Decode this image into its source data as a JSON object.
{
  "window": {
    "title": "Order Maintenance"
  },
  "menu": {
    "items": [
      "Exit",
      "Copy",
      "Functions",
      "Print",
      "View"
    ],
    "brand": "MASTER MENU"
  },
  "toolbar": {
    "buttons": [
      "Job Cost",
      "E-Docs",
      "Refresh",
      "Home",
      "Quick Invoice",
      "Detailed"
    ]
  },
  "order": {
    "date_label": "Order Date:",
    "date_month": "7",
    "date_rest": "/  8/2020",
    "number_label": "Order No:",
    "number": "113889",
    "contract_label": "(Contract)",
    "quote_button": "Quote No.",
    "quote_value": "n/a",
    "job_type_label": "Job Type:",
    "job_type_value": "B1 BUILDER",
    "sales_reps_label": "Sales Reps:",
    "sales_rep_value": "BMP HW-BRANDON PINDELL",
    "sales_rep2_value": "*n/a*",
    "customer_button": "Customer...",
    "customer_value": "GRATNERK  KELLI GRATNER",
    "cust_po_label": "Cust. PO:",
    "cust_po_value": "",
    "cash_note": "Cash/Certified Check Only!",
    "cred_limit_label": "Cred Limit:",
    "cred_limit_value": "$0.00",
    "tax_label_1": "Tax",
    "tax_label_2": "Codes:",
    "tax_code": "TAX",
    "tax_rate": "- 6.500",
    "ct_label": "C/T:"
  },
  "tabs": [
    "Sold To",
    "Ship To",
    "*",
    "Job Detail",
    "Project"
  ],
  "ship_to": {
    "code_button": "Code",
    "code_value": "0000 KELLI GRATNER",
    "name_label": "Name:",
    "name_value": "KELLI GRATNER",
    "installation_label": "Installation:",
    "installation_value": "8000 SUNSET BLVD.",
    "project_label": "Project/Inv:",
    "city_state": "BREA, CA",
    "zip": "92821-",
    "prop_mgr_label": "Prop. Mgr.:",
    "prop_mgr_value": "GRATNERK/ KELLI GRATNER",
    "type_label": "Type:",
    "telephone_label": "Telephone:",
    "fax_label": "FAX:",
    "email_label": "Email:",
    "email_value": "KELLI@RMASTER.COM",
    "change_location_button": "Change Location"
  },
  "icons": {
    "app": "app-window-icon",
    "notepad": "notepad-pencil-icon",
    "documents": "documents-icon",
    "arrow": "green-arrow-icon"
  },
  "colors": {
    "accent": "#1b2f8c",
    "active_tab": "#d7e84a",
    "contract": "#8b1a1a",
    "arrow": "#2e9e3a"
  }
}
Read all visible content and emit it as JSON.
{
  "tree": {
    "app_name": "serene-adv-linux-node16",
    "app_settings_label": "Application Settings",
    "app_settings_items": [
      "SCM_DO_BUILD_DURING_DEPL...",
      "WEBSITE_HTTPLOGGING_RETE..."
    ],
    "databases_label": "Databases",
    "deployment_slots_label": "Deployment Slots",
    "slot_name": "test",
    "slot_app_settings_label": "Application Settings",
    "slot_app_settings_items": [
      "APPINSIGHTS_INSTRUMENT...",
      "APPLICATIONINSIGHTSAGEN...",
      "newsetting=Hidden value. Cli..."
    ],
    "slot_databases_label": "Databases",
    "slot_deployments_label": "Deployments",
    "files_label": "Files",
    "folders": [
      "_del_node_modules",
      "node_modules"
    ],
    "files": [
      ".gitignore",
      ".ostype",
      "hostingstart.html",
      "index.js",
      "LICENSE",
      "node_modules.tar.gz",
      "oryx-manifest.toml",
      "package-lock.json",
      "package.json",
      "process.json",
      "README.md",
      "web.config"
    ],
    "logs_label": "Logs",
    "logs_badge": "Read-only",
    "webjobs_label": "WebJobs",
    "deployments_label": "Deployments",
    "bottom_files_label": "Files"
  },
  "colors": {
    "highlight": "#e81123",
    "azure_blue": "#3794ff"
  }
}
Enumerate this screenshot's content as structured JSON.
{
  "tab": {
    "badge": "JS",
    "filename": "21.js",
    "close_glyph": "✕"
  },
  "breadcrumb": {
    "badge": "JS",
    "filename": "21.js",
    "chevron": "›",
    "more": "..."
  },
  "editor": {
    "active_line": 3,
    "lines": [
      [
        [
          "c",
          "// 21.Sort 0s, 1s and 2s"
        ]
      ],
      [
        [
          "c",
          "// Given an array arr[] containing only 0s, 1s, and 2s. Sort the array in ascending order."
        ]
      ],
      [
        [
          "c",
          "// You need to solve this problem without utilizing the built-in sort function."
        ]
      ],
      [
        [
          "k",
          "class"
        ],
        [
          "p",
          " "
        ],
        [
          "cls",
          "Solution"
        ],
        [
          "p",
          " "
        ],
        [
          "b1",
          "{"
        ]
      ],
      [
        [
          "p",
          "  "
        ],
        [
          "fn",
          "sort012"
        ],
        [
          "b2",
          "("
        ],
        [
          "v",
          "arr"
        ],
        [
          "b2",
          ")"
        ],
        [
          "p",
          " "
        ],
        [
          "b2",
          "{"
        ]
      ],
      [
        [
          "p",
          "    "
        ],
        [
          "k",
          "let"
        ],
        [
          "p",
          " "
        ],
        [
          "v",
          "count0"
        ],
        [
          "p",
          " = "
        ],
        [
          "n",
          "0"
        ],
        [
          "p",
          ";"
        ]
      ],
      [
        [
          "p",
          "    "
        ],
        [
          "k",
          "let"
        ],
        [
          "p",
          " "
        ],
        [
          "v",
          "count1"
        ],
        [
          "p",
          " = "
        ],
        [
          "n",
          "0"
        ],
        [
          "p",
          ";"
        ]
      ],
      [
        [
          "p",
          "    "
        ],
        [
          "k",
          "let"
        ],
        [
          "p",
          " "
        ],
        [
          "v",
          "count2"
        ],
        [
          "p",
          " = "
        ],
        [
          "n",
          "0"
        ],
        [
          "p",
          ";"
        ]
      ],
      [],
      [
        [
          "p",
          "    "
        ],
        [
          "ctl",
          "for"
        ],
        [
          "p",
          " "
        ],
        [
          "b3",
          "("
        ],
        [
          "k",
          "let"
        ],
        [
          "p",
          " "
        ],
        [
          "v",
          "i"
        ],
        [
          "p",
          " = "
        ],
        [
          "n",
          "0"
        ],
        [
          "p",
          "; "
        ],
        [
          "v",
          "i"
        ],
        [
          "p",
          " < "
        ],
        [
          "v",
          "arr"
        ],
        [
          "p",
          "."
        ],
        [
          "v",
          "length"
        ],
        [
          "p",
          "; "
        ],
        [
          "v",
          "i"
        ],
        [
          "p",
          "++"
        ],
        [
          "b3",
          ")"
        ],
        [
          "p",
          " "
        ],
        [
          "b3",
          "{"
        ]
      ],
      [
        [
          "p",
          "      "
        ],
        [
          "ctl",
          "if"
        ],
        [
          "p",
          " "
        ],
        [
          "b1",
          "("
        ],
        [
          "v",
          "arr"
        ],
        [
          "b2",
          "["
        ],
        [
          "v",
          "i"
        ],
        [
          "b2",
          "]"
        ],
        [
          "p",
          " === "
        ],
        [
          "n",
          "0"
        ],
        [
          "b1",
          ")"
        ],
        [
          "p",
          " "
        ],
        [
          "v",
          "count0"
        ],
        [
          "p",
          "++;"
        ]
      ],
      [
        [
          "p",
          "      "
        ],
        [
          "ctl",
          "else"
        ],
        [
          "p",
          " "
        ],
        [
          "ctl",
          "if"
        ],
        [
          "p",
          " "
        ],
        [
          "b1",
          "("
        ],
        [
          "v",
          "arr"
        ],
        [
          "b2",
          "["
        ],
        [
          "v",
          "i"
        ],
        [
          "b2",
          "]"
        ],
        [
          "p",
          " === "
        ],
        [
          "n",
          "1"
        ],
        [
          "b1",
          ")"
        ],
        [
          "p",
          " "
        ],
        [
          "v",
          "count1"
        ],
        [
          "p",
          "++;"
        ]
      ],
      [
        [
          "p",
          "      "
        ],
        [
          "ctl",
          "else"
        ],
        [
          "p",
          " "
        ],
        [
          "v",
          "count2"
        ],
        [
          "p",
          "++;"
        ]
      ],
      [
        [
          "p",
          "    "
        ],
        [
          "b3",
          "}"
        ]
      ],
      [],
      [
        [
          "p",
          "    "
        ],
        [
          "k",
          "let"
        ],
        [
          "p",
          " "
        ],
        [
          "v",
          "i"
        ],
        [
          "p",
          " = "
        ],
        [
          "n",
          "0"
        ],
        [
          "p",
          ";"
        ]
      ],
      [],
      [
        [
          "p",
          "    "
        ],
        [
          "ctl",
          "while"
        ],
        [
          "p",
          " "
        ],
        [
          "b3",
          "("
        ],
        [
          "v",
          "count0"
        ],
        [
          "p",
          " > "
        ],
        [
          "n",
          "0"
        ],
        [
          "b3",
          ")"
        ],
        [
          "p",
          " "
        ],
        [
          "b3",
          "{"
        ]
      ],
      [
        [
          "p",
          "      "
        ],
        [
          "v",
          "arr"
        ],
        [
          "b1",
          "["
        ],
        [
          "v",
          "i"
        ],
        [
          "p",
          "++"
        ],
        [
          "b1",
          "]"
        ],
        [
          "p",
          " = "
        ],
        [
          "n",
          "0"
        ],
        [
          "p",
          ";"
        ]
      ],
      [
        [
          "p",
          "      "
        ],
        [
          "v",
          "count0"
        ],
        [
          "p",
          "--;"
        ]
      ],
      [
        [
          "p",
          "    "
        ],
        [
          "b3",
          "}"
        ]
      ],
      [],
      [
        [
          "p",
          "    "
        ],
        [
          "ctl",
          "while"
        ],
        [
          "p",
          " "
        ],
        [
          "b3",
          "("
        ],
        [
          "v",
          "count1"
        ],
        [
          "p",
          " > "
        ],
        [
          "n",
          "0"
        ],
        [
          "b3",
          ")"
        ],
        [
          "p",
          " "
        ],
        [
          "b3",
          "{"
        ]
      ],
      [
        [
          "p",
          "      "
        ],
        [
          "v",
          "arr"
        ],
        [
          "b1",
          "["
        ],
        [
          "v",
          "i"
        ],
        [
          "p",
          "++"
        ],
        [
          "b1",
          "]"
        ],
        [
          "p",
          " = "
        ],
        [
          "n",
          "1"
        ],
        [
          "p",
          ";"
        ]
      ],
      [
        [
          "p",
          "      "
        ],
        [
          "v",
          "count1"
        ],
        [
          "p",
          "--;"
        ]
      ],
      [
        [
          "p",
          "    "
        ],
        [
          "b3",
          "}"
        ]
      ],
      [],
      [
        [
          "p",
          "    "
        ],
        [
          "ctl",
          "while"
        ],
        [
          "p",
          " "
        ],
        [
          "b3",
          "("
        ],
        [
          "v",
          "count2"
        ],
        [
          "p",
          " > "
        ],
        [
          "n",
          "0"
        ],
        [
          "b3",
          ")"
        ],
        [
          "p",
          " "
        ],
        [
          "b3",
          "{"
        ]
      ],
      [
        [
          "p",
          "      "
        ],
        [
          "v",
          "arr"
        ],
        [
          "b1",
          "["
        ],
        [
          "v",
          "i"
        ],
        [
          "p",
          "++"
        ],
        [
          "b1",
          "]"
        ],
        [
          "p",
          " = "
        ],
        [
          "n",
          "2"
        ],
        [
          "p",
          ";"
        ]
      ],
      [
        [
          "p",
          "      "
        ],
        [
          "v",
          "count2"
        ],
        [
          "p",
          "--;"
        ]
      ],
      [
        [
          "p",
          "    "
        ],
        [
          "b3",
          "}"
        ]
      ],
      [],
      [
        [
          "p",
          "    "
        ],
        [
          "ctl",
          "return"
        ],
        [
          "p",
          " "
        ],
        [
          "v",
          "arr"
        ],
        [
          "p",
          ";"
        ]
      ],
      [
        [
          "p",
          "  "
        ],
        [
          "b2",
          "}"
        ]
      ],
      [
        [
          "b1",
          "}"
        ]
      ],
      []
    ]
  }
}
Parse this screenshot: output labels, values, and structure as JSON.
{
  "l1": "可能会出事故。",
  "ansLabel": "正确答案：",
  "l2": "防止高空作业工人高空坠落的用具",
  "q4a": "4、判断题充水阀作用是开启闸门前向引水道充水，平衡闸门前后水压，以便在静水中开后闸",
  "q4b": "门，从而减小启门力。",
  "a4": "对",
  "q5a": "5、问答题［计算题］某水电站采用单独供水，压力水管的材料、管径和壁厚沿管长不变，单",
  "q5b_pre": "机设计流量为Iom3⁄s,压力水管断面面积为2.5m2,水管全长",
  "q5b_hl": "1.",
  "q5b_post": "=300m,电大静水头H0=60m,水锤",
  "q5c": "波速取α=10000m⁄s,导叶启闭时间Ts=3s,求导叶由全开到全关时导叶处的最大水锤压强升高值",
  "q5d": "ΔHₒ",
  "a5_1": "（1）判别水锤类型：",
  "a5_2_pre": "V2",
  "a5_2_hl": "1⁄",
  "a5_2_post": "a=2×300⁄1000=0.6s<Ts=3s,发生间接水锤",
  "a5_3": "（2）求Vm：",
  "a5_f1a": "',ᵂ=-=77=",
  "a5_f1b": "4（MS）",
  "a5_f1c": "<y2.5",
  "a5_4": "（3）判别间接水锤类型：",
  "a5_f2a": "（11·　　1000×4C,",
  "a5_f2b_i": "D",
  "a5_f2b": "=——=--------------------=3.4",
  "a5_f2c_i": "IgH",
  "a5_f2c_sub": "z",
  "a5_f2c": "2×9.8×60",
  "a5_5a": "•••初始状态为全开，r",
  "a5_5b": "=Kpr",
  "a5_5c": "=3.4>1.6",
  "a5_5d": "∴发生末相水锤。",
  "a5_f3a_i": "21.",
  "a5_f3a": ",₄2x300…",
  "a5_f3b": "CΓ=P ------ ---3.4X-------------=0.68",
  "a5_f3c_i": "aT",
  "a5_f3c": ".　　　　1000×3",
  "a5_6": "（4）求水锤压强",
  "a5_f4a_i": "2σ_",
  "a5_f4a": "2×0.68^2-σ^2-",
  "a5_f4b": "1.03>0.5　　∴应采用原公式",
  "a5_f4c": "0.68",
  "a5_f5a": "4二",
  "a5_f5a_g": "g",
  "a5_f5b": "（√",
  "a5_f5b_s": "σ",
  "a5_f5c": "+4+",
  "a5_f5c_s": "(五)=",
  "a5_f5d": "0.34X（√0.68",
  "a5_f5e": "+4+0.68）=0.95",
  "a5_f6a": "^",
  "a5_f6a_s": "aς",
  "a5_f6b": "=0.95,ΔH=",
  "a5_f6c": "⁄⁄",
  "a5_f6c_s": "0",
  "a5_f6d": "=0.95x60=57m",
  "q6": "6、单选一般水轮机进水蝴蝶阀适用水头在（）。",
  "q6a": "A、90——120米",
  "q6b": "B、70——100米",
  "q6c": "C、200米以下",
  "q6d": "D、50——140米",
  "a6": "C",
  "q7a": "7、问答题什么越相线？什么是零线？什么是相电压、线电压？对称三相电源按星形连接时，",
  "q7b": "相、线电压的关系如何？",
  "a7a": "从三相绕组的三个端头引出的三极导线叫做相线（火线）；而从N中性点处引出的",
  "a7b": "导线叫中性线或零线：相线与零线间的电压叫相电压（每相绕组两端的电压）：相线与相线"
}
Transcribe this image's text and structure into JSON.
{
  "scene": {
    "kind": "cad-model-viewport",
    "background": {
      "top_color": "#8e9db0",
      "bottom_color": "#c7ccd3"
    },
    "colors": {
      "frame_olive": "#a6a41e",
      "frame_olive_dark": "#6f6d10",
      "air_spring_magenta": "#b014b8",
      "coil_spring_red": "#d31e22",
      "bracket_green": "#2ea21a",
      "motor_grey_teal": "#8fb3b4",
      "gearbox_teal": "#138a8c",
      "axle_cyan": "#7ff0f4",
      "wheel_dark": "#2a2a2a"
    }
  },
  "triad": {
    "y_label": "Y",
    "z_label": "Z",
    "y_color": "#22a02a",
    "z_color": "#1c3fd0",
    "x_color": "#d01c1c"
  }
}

* STATED TASK:
Reproduce the records above exactly, starting with the line that contains "Transcribe this image's" and ending with the last line.

* RESULT BELOW:
Transcribe this image's text and structure into JSON.
{
  "scene": {
    "kind": "cad-model-viewport",
    "background": {
      "top_color": "#8e9db0",
      "bottom_color": "#c7ccd3"
    },
    "colors": {
      "frame_olive": "#a6a41e",
      "frame_olive_dark": "#6f6d10",
      "air_spring_magenta": "#b014b8",
      "coil_spring_red": "#d31e22",
      "bracket_green": "#2ea21a",
      "motor_grey_teal": "#8fb3b4",
      "gearbox_teal": "#138a8c",
      "axle_cyan": "#7ff0f4",
      "wheel_dark": "#2a2a2a"
    }
  },
  "triad": {
    "y_label": "Y",
    "z_label": "Z",
    "y_color": "#22a02a",
    "z_color": "#1c3fd0",
    "x_color": "#d01c1c"
  }
}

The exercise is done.